• _DIRECTIONS FOR THIS TASK_
Where the string "color" occurs in the material below, report the whole line.

• _GIVEN INFORMATION_
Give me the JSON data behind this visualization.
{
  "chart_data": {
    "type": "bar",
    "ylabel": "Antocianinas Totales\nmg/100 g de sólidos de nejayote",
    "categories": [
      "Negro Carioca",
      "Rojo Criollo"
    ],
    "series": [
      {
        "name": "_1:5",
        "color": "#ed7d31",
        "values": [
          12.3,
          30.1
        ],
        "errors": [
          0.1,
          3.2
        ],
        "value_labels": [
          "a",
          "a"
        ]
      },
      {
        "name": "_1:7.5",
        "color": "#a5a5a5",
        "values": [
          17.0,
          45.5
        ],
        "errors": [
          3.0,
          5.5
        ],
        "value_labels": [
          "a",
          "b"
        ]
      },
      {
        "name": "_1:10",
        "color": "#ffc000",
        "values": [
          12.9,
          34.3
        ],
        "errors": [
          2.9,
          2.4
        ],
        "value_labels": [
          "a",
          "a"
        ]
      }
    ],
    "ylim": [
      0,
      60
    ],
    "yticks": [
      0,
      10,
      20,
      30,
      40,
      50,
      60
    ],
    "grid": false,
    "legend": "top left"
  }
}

• _FINAL ANSWER_
        "color": "#ed7d31",
        "color": "#a5a5a5",
        "color": "#ffc000",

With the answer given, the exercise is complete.